-- Start Available data --
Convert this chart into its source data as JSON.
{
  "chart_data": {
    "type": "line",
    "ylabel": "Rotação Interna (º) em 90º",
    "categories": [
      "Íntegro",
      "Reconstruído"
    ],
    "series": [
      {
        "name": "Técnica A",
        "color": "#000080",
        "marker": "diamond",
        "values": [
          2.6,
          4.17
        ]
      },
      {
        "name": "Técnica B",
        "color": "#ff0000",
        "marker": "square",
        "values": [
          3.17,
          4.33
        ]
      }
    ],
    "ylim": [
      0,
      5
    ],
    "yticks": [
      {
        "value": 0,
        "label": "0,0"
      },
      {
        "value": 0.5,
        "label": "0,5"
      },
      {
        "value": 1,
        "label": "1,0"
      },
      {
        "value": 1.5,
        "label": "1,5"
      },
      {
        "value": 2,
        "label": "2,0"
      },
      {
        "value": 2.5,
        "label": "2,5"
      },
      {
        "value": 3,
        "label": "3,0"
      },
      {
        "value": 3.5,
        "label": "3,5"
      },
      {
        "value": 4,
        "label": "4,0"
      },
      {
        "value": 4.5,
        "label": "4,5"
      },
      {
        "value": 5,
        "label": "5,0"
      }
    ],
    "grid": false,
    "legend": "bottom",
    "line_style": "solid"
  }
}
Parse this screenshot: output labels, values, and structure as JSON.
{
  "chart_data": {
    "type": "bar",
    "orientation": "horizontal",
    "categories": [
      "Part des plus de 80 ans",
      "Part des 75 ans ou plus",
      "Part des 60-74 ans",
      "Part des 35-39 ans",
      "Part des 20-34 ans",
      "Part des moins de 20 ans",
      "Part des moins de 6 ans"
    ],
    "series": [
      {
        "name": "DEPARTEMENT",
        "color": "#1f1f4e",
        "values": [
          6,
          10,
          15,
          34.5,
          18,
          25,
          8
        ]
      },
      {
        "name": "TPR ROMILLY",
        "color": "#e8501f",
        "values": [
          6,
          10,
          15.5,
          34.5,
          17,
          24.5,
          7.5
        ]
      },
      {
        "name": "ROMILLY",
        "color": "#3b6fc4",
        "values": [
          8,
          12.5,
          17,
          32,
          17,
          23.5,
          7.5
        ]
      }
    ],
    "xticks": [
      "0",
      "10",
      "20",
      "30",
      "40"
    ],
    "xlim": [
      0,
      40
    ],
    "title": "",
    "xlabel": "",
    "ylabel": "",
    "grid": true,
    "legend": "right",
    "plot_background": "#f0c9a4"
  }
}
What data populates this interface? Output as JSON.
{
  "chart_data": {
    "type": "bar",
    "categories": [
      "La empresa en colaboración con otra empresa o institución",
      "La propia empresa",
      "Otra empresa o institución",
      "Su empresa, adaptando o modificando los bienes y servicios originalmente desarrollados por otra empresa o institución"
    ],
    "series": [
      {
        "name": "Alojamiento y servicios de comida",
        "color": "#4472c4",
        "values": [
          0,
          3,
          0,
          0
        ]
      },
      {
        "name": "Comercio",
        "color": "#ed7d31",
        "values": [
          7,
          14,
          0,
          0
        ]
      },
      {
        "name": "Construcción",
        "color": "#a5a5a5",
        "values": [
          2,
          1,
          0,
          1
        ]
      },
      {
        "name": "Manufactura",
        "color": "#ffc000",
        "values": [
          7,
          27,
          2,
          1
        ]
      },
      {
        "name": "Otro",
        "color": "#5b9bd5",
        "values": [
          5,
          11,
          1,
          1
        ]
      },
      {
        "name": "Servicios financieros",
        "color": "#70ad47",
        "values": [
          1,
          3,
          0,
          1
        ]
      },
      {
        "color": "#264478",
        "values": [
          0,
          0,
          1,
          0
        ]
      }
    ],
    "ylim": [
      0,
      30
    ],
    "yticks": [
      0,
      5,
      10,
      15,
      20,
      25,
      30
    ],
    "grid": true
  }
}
-- End Available data --
Task statement
Show the lines of the records that include the string "empresa".

Task answer
      "La empresa en colaboración con otra empresa o institución",
      "La propia empresa",
      "Otra empresa o institución",
      "Su empresa, adaptando o modificando los bienes y servicios originalmente desarrollados por otra empresa o institución"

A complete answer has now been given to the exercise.